Exercise task 1 ::
Please answer these questions about the message on adding string support to ChucK:
(a) Which format does the writer work with and want to parse in ChucK?
(b) What operator would the writer like for selecting characters in a string?
(c) Which two Java operators does the writer say mess with their mind?
Exercise task 2 :: Write the next part of the message on adding string support to ChucK, starting right after its last sentence.

Text to read ::
********************

Hello, After some experiments of my own, and following the tutorial at ISMIR'08, I'd like to see if I can contribute something to ChucK. Main thing that I'd like to see added is support for strings. Not much, but in such a way that a fairly common thing like a parser could be written. I work with MusicXML myself, and I'd love to be able to parse a music score in ChucK. Outputting and concatenating is a good beginning, but what I'd like to see is e.g. an [] operator to select characters in a string (treating it as an array), eventually augmented with some basic functionality like the things that can be found in the C++ STL or the Java standard library. Before I dive blindly into the code and hacking things together, I'd like to open this up for discussion first: - a lot of C++ STL implementations are infamous for not being threadsafe. Shredsafeness seems to me however a first requirement. True or false? If anyone has some good pointers or links on this issue, please let me know! - Any major programming language today has to be able to process Unicode strings. This also brings up the problem of different encodings, etc... Perhaps it's a good idea to model strings after Java, and have a look at how Java VM's do it? - After giving it some thought I'd like to avoid introducing a character datatype, and instead regard a character as a string with length 1. There's already types enough in this world. But is this feasible, or do I miss something which would require a character type? - Is it perhaps easier to integrate a string library from another open source project instead of writing an own library? Pointers and links very welcome! - Java and C++ have very different ways of handling strings. In Java all strings are managed in a pool in the VM and only references to them are used at runtime, while in C++ you can endlessly screw around with pointers to char arrays. Which paradigm is preferable in ChucK? (personally, I tend to say Java, but then again, I truly hate the difference between the == and .equals() operators messing with my mind) I don't have much spare time so I'm not going to promise that I'm even going to start working on this - if the task at hand would eventually seem to be too big, It's perhaps better for a grad student's project... All the best from Belgium, Joachim Ganseman PhD student @ Visionlab University of Antwerp Belgium
On Mon, Oct 27, 2008 at 12:40 PM, Joachim Ganseman
Hello,
After some experiments of my own, and following the tutorial at ISMIR'08, I'd like to see if I can contribute something to ChucK. Main thing that I'd like to see added is support for strings. Not much, but in such a way that a fairly common thing like a parser could be written. I work with MusicXML myself, and I'd love to be able to parse a music score in ChucK.

********************

Material ::

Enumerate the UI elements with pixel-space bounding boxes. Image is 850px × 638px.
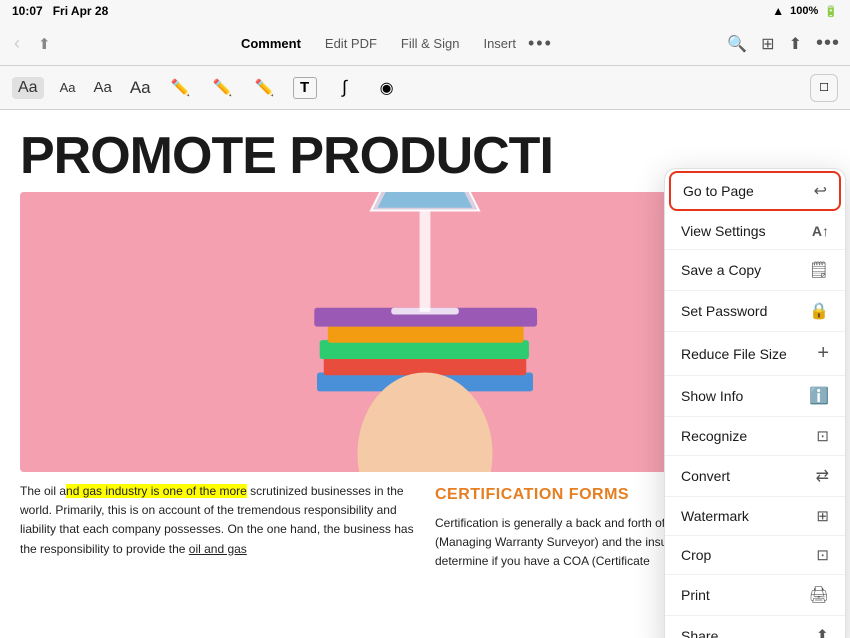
battery-icon: 🔋 <box>824 5 838 18</box>
date: Fri Apr 28 <box>53 4 109 18</box>
text-size-small[interactable]: Aa <box>58 76 78 99</box>
recognize-icon: ⊡ <box>816 427 829 445</box>
status-right: ▲ 100% 🔋 <box>772 4 838 18</box>
show-info-icon: ℹ️ <box>809 386 829 406</box>
page-selector[interactable]: ☐ <box>810 74 838 102</box>
view-settings-icon: A↑ <box>812 223 829 239</box>
text-box-button[interactable]: T <box>293 77 317 99</box>
export-button[interactable]: ⬆ <box>789 34 802 54</box>
menu-item-watermark[interactable]: Watermark ⊞ <box>665 497 845 536</box>
print-icon: 🖨 <box>809 585 829 605</box>
save-copy-icon: 🗒 <box>809 260 829 280</box>
underline-text: oil and gas <box>189 542 247 556</box>
share-button[interactable]: ⬆ <box>34 31 55 57</box>
menu-item-recognize[interactable]: Recognize ⊡ <box>665 417 845 456</box>
share-icon: ⬆ <box>816 626 829 638</box>
menu-item-convert[interactable]: Convert ⇄ <box>665 456 845 497</box>
status-left: 10:07 Fri Apr 28 <box>12 4 108 18</box>
menu-item-save-copy[interactable]: Save a Copy 🗒 <box>665 250 845 291</box>
sub-toolbar-right: ☐ <box>810 74 838 102</box>
pdf-left-column: The oil and gas industry is one of the m… <box>20 482 415 571</box>
menu-item-set-password[interactable]: Set Password 🔒 <box>665 291 845 332</box>
back-button[interactable]: ‹ <box>10 29 24 58</box>
tab-insert[interactable]: Insert <box>471 30 528 57</box>
menu-item-view-settings[interactable]: View Settings A↑ <box>665 213 845 250</box>
stamp-button[interactable]: ◉ <box>373 74 401 102</box>
highlighted-text: nd gas industry is one of the more <box>66 484 247 498</box>
search-button[interactable]: 🔍 <box>727 34 747 54</box>
menu-item-goto-page[interactable]: Go to Page ↩ <box>669 171 841 211</box>
toolbar-tabs: Comment Edit PDF Fill & Sign Insert ••• <box>229 30 553 57</box>
main-content: PROMOTE PRODUCTI <box>0 110 850 638</box>
pencil-button[interactable]: ✏️ <box>251 74 279 102</box>
more-menu-button[interactable]: ••• <box>816 32 840 55</box>
wifi-icon: ▲ <box>772 4 784 18</box>
highlighter-yellow-button[interactable]: ✏️ <box>209 74 237 102</box>
tab-edit-pdf[interactable]: Edit PDF <box>313 30 389 57</box>
main-toolbar: ‹ ⬆ Comment Edit PDF Fill & Sign Insert … <box>0 22 850 66</box>
menu-item-reduce-file-size[interactable]: Reduce File Size + <box>665 332 845 376</box>
dropdown-menu: Go to Page ↩ View Settings A↑ Save a Cop… <box>664 168 846 638</box>
status-bar: 10:07 Fri Apr 28 ▲ 100% 🔋 <box>0 0 850 22</box>
highlighter-red-button[interactable]: ✏️ <box>167 74 195 102</box>
menu-item-share[interactable]: Share ⬆ <box>665 616 845 638</box>
text-size-normal[interactable]: Aa <box>12 77 44 99</box>
sub-toolbar: Aa Aa Aa Aa ✏️ ✏️ ✏️ T ∫ ◉ ☐ <box>0 66 850 110</box>
grid-button[interactable]: ⊞ <box>761 34 774 54</box>
tab-fill-sign[interactable]: Fill & Sign <box>389 30 472 57</box>
toolbar-right: 🔍 ⊞ ⬆ ••• <box>727 32 840 55</box>
time: 10:07 <box>12 4 43 18</box>
crop-icon: ⊡ <box>816 546 829 564</box>
toolbar-left: ‹ ⬆ <box>10 29 55 58</box>
watermark-icon: ⊞ <box>816 507 829 525</box>
menu-item-print[interactable]: Print 🖨 <box>665 575 845 616</box>
signature-button[interactable]: ∫ <box>331 74 359 102</box>
goto-page-icon: ↩ <box>814 181 827 201</box>
sub-toolbar-left: Aa Aa Aa Aa ✏️ ✏️ ✏️ T ∫ ◉ <box>12 74 401 102</box>
battery-percent: 100% <box>790 5 818 17</box>
more-tabs-button[interactable]: ••• <box>528 33 553 54</box>
reduce-file-size-icon: + <box>817 342 829 365</box>
menu-item-show-info[interactable]: Show Info ℹ️ <box>665 376 845 417</box>
convert-icon: ⇄ <box>816 466 829 486</box>
text-size-medium[interactable]: Aa <box>91 75 113 100</box>
menu-item-crop[interactable]: Crop ⊡ <box>665 536 845 575</box>
set-password-icon: 🔒 <box>809 301 829 321</box>
text-size-large[interactable]: Aa <box>128 74 153 102</box>
tab-comment[interactable]: Comment <box>229 30 313 57</box>
left-paragraph: The oil and gas industry is one of the m… <box>20 482 415 559</box>
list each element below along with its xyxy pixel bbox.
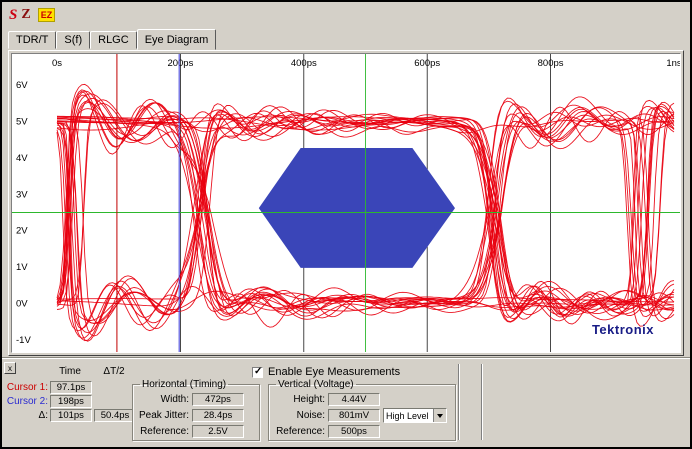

********************

Output 1 ::
(a) MusicXML
(b) The [] operator
(c) == and .equals()

Output 2 ::
Cool! Another pre-req for that of course will be to enable file I/O. This is less-than-obvious if you consider real-time issues. (I've mentioned before that I think a solution to this is to model I/O on Events instead of as blocking function calls.)
Outputting and concatenating is a good beginning, but what I'd like to see is e.g. an [] operator to select characters in a string (treating it as an array), eventually augmented with some basic functionality like the things that can be found in the C++ STL or the Java standard library.
Before I dive blindly into the code and hacking things together, I'd like to open this up for discussion first: - a lot of C++ STL implementations are infamous for not being threadsafe. Shredsafeness seems to me however a first requirement. True or false? If anyone has some good pointers or links on this issue, please let me know!
In practice shreds are not run with true concurrency, so you shouldn't have any problems with this. The ChucK VM takes turns executing each shred's code. If there are any semantics to be aware of to future-proof your code, however, I'm not aware of it.
- Any major programming language today has to be able to process Unicode strings. This also brings up the problem of different encodings, etc... Perhaps it's a good idea to model strings after Java, and have a look at how Java VM's do it?
Unicode is a huge headache, but sure. It may be enough to support ASCII but keep unicode in mind for the future. You gotta start somewhere after all.
- After giving it some thought I'd like to avoid introducing a character datatype, and instead regard a character as a string with length 1. There's already types enough in this world. But is this feasible, or do I miss something which would require a character type?
I like the idea, I think.
- Is it perhaps easier to integrate a string library from another open source project instead of writing an own library? Pointers and links very welcome!
Well, the ChucK math functions are borrowed from C, of course, so I see no reason not to borrow an API from elsewhere for strings as well. One main difficulty is that parsing requires a lot of memory allocating and deallocating, which is not good seeing as I don't think the status of ChucK's garbage collection is really up to par. (Am I wrong on this?) In any case, some thought should be given to how string handling will interact with memory allocation issues. You'll probably have to dive into the heart of the VM to understand this completely and make informed decisions.
- Java and C++ have very different ways of handling strings. In Java all strings are managed in a pool in the VM and only references to them are used at runtime, while in C++ you can endlessly screw around with pointers to char arrays. Which paradigm is preferable in ChucK? (personally, I tend to say Java, but then again, I truly hate the difference between the == and .equals() operators messing with my mind)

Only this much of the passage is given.